Which lines hold the word "number"? Copy each one.

# Start of Entries provided

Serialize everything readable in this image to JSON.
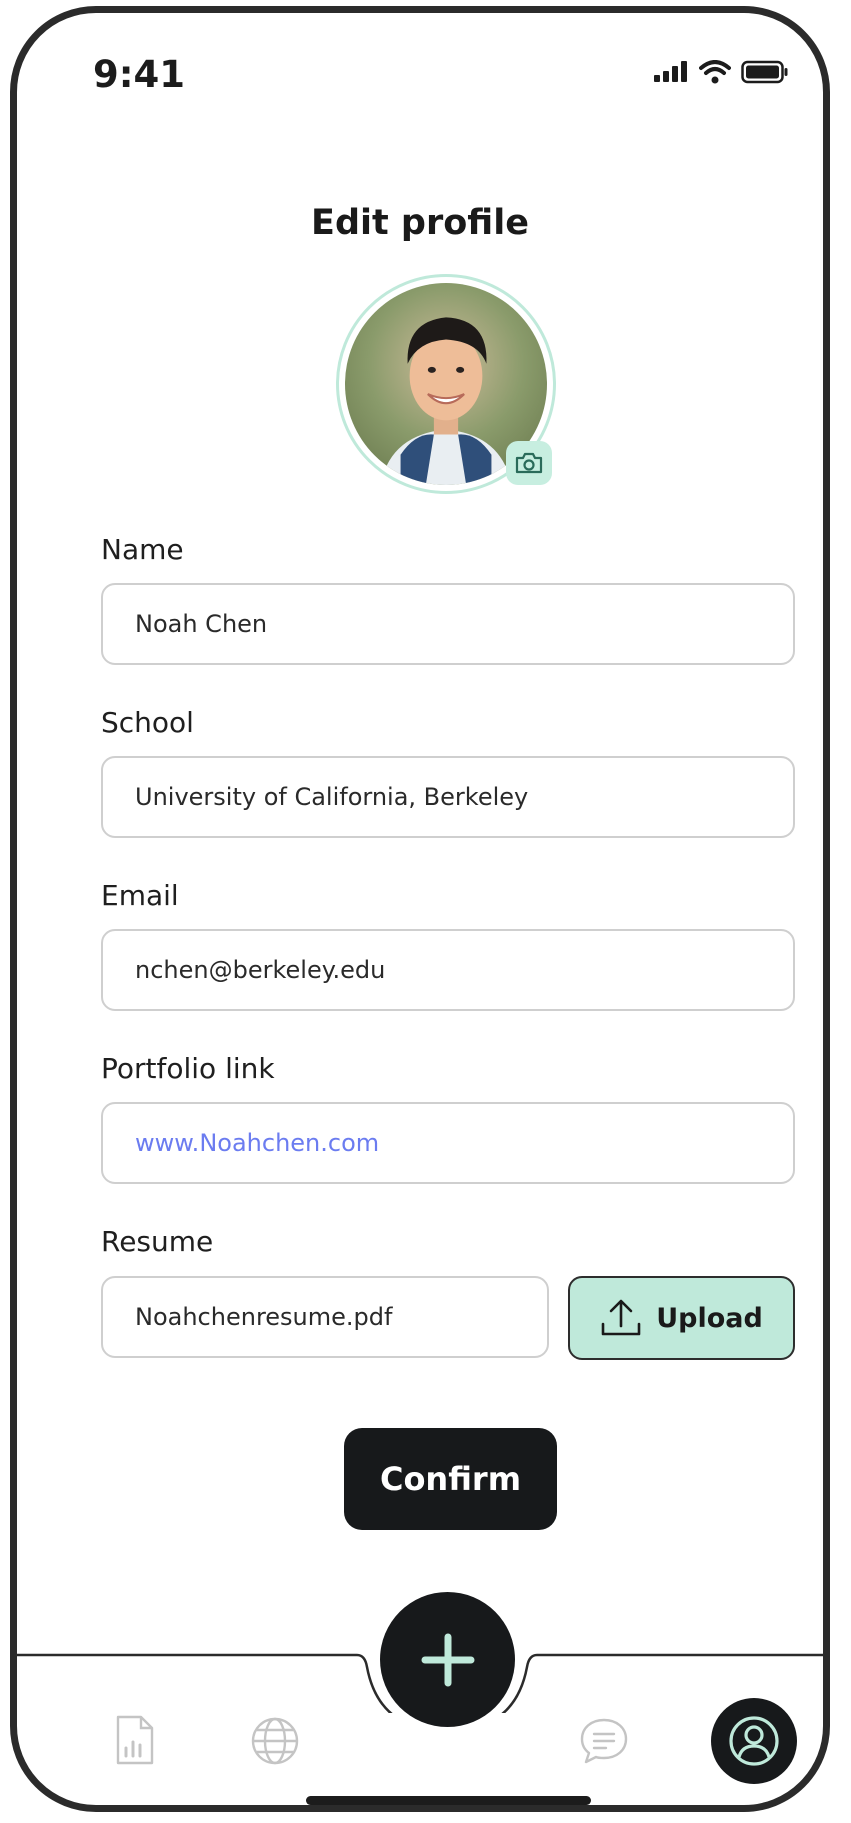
{
  "status_bar": {
    "time": "9:41"
  },
  "header": {
    "title": "Edit profile"
  },
  "form": {
    "name": {
      "label": "Name",
      "value": "Noah Chen"
    },
    "school": {
      "label": "School",
      "value": "University of California, Berkeley"
    },
    "email": {
      "label": "Email",
      "value": "nchen@berkeley.edu"
    },
    "portfolio": {
      "label": "Portfolio link",
      "value": "www.Noahchen.com"
    },
    "resume": {
      "label": "Resume",
      "value": "Noahchenresume.pdf",
      "upload_label": "Upload"
    }
  },
  "actions": {
    "confirm_label": "Confirm"
  },
  "tabbar": {
    "items": [
      {
        "icon": "chart-document-icon"
      },
      {
        "icon": "globe-icon"
      },
      {
        "icon": "plus-icon"
      },
      {
        "icon": "chat-bubble-icon"
      },
      {
        "icon": "user-profile-icon"
      }
    ]
  },
  "colors": {
    "accent": "#bfe9da",
    "dark": "#17191b",
    "link": "#6b7cf0"
  }
}
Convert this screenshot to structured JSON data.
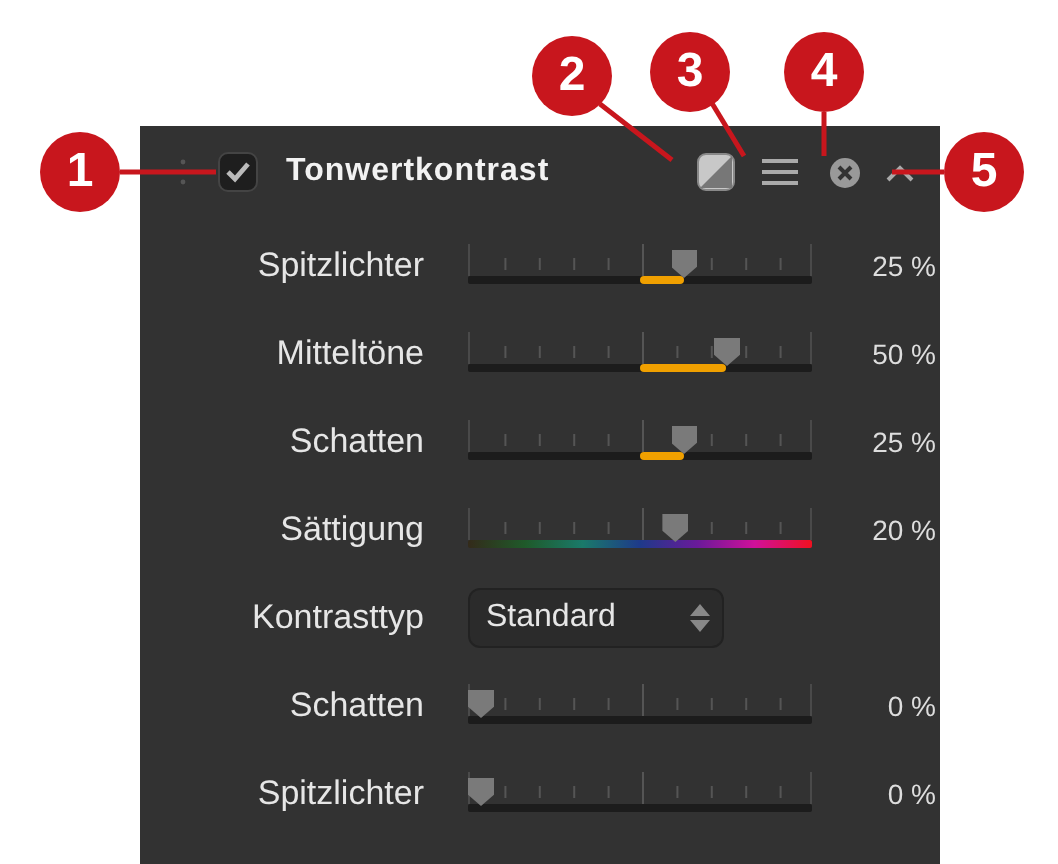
{
  "panel": {
    "title": "Tonwertkontrast",
    "enabled": true
  },
  "rows": [
    {
      "kind": "bipolar",
      "label": "Spitzlichter",
      "level": 0.625,
      "reading": "25 %"
    },
    {
      "kind": "bipolar",
      "label": "Mitteltöne",
      "level": 0.75,
      "reading": "50 %"
    },
    {
      "kind": "bipolar",
      "label": "Schatten",
      "level": 0.625,
      "reading": "25 %"
    },
    {
      "kind": "saturation",
      "label": "Sättigung",
      "level": 0.6,
      "reading": "20 %"
    },
    {
      "kind": "select",
      "label": "Kontrasttyp",
      "value": "Standard"
    },
    {
      "kind": "plain",
      "label": "Schatten",
      "level": 0,
      "reading": "0 %"
    },
    {
      "kind": "plain",
      "label": "Spitzlichter",
      "level": 0,
      "reading": "0 %"
    }
  ],
  "callouts": [
    {
      "number": "1",
      "kind": "checkbox"
    },
    {
      "number": "2",
      "kind": "compare"
    },
    {
      "number": "3",
      "kind": "menu"
    },
    {
      "number": "4",
      "kind": "close"
    },
    {
      "number": "5",
      "kind": "collapse"
    }
  ]
}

# End of Entries provided

• **Response to this exercise**
      "number": "1",
      "number": "2",
      "number": "3",
      "number": "4",
      "number": "5",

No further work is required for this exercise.